TASK DATA =>
■ ■ ■ ■ ■ ■ ■

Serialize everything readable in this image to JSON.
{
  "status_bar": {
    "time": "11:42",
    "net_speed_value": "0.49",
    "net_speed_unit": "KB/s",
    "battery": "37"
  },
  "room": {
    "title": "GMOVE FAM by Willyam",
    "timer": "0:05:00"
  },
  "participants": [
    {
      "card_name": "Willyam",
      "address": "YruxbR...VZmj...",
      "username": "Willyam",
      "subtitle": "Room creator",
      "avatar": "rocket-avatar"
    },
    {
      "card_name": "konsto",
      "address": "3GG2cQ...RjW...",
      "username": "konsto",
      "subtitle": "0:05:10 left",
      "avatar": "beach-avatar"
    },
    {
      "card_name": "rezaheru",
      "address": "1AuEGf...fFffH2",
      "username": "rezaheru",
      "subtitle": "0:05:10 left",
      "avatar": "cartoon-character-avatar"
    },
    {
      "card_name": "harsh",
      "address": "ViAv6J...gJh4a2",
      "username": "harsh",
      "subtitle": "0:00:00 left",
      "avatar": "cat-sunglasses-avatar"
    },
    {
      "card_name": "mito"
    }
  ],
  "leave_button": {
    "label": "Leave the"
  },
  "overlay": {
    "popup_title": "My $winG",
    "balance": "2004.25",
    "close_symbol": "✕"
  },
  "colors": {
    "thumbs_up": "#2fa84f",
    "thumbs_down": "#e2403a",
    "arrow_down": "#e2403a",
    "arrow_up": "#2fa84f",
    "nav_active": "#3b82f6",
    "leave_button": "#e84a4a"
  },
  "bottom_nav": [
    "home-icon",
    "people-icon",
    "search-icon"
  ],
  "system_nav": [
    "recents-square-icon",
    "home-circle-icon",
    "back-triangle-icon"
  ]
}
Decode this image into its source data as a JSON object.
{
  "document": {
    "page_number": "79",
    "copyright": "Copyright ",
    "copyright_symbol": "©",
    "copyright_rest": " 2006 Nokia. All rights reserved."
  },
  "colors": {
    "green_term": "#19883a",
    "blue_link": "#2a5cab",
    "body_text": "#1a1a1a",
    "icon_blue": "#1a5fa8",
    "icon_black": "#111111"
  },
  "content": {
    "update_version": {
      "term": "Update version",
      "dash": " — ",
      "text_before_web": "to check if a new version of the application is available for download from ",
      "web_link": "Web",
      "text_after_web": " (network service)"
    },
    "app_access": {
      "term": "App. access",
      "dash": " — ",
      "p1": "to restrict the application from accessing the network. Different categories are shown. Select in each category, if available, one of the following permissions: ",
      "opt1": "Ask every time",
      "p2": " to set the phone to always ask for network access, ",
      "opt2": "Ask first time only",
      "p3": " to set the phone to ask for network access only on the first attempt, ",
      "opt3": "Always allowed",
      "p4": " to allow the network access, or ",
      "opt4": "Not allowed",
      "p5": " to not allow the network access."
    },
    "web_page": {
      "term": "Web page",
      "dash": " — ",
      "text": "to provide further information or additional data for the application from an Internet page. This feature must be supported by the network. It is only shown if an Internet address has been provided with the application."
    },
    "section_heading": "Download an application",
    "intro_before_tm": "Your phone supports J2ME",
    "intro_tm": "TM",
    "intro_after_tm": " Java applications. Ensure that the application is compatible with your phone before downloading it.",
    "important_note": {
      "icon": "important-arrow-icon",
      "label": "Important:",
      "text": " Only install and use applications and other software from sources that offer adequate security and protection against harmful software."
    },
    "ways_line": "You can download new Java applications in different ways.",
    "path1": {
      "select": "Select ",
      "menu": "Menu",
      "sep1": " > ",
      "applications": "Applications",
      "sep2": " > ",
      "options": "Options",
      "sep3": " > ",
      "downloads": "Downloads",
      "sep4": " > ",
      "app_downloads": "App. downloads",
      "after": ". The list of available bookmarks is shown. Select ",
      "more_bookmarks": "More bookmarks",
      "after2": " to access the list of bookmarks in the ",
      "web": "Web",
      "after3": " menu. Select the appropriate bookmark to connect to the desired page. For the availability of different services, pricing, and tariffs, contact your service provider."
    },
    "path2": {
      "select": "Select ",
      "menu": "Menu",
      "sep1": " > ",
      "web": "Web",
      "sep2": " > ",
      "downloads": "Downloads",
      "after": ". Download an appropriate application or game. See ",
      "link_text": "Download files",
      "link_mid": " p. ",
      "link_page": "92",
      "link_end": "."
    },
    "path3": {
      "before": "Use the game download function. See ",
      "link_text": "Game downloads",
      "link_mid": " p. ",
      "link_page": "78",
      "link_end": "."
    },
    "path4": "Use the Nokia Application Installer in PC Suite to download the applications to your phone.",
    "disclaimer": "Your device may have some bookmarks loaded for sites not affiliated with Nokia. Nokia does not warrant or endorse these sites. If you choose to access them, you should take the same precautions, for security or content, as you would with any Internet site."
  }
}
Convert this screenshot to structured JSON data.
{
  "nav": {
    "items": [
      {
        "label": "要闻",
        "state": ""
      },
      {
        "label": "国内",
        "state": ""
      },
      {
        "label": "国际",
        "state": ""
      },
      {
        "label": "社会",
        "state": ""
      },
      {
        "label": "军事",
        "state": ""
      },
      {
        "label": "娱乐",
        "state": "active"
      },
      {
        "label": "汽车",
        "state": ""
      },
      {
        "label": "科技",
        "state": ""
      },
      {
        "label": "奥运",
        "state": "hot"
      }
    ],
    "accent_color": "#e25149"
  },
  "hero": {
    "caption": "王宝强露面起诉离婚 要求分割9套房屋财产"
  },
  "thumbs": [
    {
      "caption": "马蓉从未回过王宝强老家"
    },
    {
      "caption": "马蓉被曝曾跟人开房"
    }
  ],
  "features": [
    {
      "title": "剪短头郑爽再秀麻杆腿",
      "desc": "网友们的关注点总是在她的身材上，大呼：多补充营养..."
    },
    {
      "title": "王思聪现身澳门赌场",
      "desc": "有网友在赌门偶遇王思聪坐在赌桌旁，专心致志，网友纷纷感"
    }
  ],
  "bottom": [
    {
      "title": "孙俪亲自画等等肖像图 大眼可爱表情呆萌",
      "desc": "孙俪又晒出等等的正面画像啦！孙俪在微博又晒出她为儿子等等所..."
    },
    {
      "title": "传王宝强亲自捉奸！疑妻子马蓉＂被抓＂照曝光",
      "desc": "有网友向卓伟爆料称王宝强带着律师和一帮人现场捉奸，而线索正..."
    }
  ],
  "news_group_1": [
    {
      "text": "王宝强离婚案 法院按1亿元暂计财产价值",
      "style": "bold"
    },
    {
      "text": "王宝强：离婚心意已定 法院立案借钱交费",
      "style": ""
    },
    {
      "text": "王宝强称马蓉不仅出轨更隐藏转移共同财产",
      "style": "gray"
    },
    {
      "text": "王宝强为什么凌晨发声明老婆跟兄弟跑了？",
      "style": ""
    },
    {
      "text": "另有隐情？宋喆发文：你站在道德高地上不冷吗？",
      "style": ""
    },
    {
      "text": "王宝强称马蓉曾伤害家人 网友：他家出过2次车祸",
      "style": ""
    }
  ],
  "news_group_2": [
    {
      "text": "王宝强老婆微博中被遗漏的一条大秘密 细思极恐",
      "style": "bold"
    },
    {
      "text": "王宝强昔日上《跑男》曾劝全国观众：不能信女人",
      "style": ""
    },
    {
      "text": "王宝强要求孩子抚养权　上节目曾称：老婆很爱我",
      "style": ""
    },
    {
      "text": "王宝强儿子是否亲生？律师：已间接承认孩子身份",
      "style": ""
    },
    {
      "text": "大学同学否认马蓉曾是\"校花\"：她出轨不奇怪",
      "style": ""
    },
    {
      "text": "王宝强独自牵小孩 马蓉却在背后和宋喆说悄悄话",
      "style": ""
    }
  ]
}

■ ■ ■ ■ ■ ■ ■

Reproduce the entries above in full, verbatim.

RESPONSE BELOW =>
Serialize everything readable in this image to JSON.
{
  "status_bar": {
    "time": "11:42",
    "net_speed_value": "0.49",
    "net_speed_unit": "KB/s",
    "battery": "37"
  },
  "room": {
    "title": "GMOVE FAM by Willyam",
    "timer": "0:05:00"
  },
  "participants": [
    {
      "card_name": "Willyam",
      "address": "YruxbR...VZmj...",
      "username": "Willyam",
      "subtitle": "Room creator",
      "avatar": "rocket-avatar"
    },
    {
      "card_name": "konsto",
      "address": "3GG2cQ...RjW...",
      "username": "konsto",
      "subtitle": "0:05:10 left",
      "avatar": "beach-avatar"
    },
    {
      "card_name": "rezaheru",
      "address": "1AuEGf...fFffH2",
      "username": "rezaheru",
      "subtitle": "0:05:10 left",
      "avatar": "cartoon-character-avatar"
    },
    {
      "card_name": "harsh",
      "address": "ViAv6J...gJh4a2",
      "username": "harsh",
      "subtitle": "0:00:00 left",
      "avatar": "cat-sunglasses-avatar"
    },
    {
      "card_name": "mito"
    }
  ],
  "leave_button": {
    "label": "Leave the"
  },
  "overlay": {
    "popup_title": "My $winG",
    "balance": "2004.25",
    "close_symbol": "✕"
  },
  "colors": {
    "thumbs_up": "#2fa84f",
    "thumbs_down": "#e2403a",
    "arrow_down": "#e2403a",
    "arrow_up": "#2fa84f",
    "nav_active": "#3b82f6",
    "leave_button": "#e84a4a"
  },
  "bottom_nav": [
    "home-icon",
    "people-icon",
    "search-icon"
  ],
  "system_nav": [
    "recents-square-icon",
    "home-circle-icon",
    "back-triangle-icon"
  ]
}
Decode this image into its source data as a JSON object.
{
  "document": {
    "page_number": "79",
    "copyright": "Copyright ",
    "copyright_symbol": "©",
    "copyright_rest": " 2006 Nokia. All rights reserved."
  },
  "colors": {
    "green_term": "#19883a",
    "blue_link": "#2a5cab",
    "body_text": "#1a1a1a",
    "icon_blue": "#1a5fa8",
    "icon_black": "#111111"
  },
  "content": {
    "update_version": {
      "term": "Update version",
      "dash": " — ",
      "text_before_web": "to check if a new version of the application is available for download from ",
      "web_link": "Web",
      "text_after_web": " (network service)"
    },
    "app_access": {
      "term": "App. access",
      "dash": " — ",
      "p1": "to restrict the application from accessing the network. Different categories are shown. Select in each category, if available, one of the following permissions: ",
      "opt1": "Ask every time",
      "p2": " to set the phone to always ask for network access, ",
      "opt2": "Ask first time only",
      "p3": " to set the phone to ask for network access only on the first attempt, ",
      "opt3": "Always allowed",
      "p4": " to allow the network access, or ",
      "opt4": "Not allowed",
      "p5": " to not allow the network access."
    },
    "web_page": {
      "term": "Web page",
      "dash": " — ",
      "text": "to provide further information or additional data for the application from an Internet page. This feature must be supported by the network. It is only shown if an Internet address has been provided with the application."
    },
    "section_heading": "Download an application",
    "intro_before_tm": "Your phone supports J2ME",
    "intro_tm": "TM",
    "intro_after_tm": " Java applications. Ensure that the application is compatible with your phone before downloading it.",
    "important_note": {
      "icon": "important-arrow-icon",
      "label": "Important:",
      "text": " Only install and use applications and other software from sources that offer adequate security and protection against harmful software."
    },
    "ways_line": "You can download new Java applications in different ways.",
    "path1": {
      "select": "Select ",
      "menu": "Menu",
      "sep1": " > ",
      "applications": "Applications",
      "sep2": " > ",
      "options": "Options",
      "sep3": " > ",
      "downloads": "Downloads",
      "sep4": " > ",
      "app_downloads": "App. downloads",
      "after": ". The list of available bookmarks is shown. Select ",
      "more_bookmarks": "More bookmarks",
      "after2": " to access the list of bookmarks in the ",
      "web": "Web",
      "after3": " menu. Select the appropriate bookmark to connect to the desired page. For the availability of different services, pricing, and tariffs, contact your service provider."
    },
    "path2": {
      "select": "Select ",
      "menu": "Menu",
      "sep1": " > ",
      "web": "Web",
      "sep2": " > ",
      "downloads": "Downloads",
      "after": ". Download an appropriate application or game. See ",
      "link_text": "Download files",
      "link_mid": " p. ",
      "link_page": "92",
      "link_end": "."
    },
    "path3": {
      "before": "Use the game download function. See ",
      "link_text": "Game downloads",
      "link_mid": " p. ",
      "link_page": "78",
      "link_end": "."
    },
    "path4": "Use the Nokia Application Installer in PC Suite to download the applications to your phone.",
    "disclaimer": "Your device may have some bookmarks loaded for sites not affiliated with Nokia. Nokia does not warrant or endorse these sites. If you choose to access them, you should take the same precautions, for security or content, as you would with any Internet site."
  }
}
Convert this screenshot to structured JSON data.
{
  "nav": {
    "items": [
      {
        "label": "要闻",
        "state": ""
      },
      {
        "label": "国内",
        "state": ""
      },
      {
        "label": "国际",
        "state": ""
      },
      {
        "label": "社会",
        "state": ""
      },
      {
        "label": "军事",
        "state": ""
      },
      {
        "label": "娱乐",
        "state": "active"
      },
      {
        "label": "汽车",
        "state": ""
      },
      {
        "label": "科技",
        "state": ""
      },
      {
        "label": "奥运",
        "state": "hot"
      }
    ],
    "accent_color": "#e25149"
  },
  "hero": {
    "caption": "王宝强露面起诉离婚 要求分割9套房屋财产"
  },
  "thumbs": [
    {
      "caption": "马蓉从未回过王宝强老家"
    },
    {
      "caption": "马蓉被曝曾跟人开房"
    }
  ],
  "features": [
    {
      "title": "剪短头郑爽再秀麻杆腿",
      "desc": "网友们的关注点总是在她的身材上，大呼：多补充营养..."
    },
    {
      "title": "王思聪现身澳门赌场",
      "desc": "有网友在赌门偶遇王思聪坐在赌桌旁，专心致志，网友纷纷感"
    }
  ],
  "bottom": [
    {
      "title": "孙俪亲自画等等肖像图 大眼可爱表情呆萌",
      "desc": "孙俪又晒出等等的正面画像啦！孙俪在微博又晒出她为儿子等等所..."
    },
    {
      "title": "传王宝强亲自捉奸！疑妻子马蓉＂被抓＂照曝光",
      "desc": "有网友向卓伟爆料称王宝强带着律师和一帮人现场捉奸，而线索正..."
    }
  ],
  "news_group_1": [
    {
      "text": "王宝强离婚案 法院按1亿元暂计财产价值",
      "style": "bold"
    },
    {
      "text": "王宝强：离婚心意已定 法院立案借钱交费",
      "style": ""
    },
    {
      "text": "王宝强称马蓉不仅出轨更隐藏转移共同财产",
      "style": "gray"
    },
    {
      "text": "王宝强为什么凌晨发声明老婆跟兄弟跑了？",
      "style": ""
    },
    {
      "text": "另有隐情？宋喆发文：你站在道德高地上不冷吗？",
      "style": ""
    },
    {
      "text": "王宝强称马蓉曾伤害家人 网友：他家出过2次车祸",
      "style": ""
    }
  ],
  "news_group_2": [
    {
      "text": "王宝强老婆微博中被遗漏的一条大秘密 细思极恐",
      "style": "bold"
    },
    {
      "text": "王宝强昔日上《跑男》曾劝全国观众：不能信女人",
      "style": ""
    },
    {
      "text": "王宝强要求孩子抚养权　上节目曾称：老婆很爱我",
      "style": ""
    },
    {
      "text": "王宝强儿子是否亲生？律师：已间接承认孩子身份",
      "style": ""
    },
    {
      "text": "大学同学否认马蓉曾是\"校花\"：她出轨不奇怪",
      "style": ""
    },
    {
      "text": "王宝强独自牵小孩 马蓉却在背后和宋喆说悄悄话",
      "style": ""
    }
  ]
}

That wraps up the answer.